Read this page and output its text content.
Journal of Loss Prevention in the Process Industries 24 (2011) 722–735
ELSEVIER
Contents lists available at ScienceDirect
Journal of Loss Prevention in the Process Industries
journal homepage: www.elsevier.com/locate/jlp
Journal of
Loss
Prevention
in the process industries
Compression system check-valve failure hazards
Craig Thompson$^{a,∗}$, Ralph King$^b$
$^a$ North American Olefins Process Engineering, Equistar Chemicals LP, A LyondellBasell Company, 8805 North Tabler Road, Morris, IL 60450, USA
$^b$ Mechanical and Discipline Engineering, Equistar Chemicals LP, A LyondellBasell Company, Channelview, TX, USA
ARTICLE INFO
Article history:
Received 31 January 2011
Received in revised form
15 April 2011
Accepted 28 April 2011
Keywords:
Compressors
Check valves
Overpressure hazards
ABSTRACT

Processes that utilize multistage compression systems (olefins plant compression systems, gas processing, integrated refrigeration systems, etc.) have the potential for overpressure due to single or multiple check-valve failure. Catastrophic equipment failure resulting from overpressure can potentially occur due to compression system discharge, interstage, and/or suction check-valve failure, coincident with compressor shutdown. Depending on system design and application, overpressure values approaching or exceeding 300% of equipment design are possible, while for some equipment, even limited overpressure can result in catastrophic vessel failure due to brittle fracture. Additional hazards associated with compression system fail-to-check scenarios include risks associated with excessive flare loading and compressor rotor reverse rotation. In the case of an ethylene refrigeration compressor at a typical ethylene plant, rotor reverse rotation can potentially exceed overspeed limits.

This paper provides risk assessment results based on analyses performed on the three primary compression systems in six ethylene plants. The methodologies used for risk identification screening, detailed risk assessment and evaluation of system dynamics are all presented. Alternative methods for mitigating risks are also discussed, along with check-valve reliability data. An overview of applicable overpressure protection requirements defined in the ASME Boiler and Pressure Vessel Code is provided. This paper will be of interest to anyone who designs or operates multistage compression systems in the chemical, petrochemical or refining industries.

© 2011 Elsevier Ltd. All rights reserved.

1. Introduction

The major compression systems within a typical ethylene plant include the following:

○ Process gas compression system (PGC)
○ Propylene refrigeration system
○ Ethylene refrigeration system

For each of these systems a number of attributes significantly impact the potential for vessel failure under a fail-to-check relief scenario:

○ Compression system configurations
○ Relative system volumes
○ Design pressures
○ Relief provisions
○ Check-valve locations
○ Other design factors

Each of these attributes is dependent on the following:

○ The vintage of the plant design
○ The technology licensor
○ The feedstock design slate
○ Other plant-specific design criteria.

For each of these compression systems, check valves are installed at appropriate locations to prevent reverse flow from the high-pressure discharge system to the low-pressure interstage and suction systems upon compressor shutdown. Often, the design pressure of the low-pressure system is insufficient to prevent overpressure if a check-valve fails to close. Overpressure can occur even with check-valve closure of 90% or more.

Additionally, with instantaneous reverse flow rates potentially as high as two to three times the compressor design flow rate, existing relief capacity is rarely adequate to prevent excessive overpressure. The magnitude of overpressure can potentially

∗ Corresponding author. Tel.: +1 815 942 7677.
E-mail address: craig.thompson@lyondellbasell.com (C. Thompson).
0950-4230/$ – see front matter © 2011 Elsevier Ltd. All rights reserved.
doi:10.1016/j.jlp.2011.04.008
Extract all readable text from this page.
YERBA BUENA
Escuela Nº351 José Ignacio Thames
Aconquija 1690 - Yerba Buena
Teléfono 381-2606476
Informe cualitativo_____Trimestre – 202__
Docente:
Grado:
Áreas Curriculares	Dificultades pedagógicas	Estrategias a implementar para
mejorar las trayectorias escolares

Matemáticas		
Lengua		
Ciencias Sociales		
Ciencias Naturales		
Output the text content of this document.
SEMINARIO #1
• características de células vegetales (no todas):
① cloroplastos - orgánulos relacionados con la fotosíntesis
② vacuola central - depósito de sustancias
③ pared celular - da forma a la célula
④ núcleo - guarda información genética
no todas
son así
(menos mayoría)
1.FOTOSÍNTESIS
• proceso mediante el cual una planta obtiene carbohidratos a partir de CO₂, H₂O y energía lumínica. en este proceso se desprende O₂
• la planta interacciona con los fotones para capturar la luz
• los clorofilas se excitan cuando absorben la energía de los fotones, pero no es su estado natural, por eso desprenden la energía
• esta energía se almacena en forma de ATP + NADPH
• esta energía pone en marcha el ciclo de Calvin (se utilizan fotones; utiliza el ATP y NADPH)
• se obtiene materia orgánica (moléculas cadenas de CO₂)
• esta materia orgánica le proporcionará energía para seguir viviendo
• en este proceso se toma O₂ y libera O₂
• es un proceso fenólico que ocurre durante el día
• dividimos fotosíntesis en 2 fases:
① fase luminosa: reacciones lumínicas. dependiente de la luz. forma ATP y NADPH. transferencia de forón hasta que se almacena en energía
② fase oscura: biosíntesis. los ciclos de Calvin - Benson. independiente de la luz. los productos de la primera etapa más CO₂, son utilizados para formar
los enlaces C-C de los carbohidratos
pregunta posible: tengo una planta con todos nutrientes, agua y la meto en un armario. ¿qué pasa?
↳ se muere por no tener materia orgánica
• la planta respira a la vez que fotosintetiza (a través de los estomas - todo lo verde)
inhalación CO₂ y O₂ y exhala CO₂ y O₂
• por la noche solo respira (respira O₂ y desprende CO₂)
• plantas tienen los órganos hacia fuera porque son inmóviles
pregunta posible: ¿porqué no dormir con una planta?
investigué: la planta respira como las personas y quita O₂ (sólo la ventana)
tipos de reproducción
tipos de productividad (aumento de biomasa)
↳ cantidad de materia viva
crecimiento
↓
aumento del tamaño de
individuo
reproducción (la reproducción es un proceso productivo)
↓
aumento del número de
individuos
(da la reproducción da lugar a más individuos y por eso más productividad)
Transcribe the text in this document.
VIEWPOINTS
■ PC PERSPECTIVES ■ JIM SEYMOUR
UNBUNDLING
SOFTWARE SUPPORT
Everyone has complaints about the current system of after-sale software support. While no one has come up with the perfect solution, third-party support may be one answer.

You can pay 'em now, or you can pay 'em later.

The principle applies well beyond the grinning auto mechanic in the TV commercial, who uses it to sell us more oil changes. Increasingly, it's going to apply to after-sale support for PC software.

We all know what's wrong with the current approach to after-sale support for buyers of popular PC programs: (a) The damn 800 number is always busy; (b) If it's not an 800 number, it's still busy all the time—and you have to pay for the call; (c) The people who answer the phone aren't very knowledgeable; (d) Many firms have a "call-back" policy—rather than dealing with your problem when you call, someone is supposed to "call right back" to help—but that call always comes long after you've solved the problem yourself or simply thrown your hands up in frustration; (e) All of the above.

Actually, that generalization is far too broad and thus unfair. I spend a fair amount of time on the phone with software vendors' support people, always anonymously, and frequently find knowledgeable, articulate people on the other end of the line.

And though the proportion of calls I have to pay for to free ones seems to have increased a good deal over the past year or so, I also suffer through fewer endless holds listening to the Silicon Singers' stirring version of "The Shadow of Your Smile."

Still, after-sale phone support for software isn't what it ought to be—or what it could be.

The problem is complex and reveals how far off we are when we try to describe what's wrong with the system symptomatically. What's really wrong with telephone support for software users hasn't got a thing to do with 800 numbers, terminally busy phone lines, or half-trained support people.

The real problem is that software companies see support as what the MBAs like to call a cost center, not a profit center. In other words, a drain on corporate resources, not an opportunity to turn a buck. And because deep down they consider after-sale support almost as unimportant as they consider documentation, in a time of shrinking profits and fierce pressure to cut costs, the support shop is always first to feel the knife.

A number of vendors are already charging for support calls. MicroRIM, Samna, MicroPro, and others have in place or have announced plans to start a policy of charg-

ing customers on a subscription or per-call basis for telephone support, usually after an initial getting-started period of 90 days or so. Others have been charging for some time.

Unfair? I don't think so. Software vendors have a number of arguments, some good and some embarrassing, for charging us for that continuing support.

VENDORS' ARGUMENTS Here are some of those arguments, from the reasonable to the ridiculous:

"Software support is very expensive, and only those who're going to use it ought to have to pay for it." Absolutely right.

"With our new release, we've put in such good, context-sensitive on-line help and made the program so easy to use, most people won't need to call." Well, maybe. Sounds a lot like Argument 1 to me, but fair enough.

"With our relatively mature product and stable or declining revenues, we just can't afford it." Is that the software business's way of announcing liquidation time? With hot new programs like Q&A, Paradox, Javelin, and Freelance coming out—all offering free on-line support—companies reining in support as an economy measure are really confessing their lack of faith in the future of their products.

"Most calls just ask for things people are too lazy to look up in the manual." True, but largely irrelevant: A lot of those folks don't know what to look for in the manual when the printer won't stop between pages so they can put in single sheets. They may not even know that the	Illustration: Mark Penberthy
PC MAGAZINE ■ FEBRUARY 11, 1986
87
——
REQUIRED WORK: Read the lines above. Gather those in which the string "they" is found.

EXERCISE SOLUTION:
The real problem is that software companies see support as what the MBAs like to call a cost center, not a profit center. In other words, a drain on corporate resources, not an opportunity to turn a buck. And because deep down they consider after-sale support almost as unimportant as they consider documentation, in a time of shrinking profits and fierce pressure to cut costs, the support shop is always first to feel the knife.
"Most calls just ask for things people are too lazy to look up in the manual." True, but largely irrelevant: A lot of those folks don't know what to look for in the manual when the printer won't stop between pages so they can put in single sheets. They may not even know that the	Illustration: Mark Penberthy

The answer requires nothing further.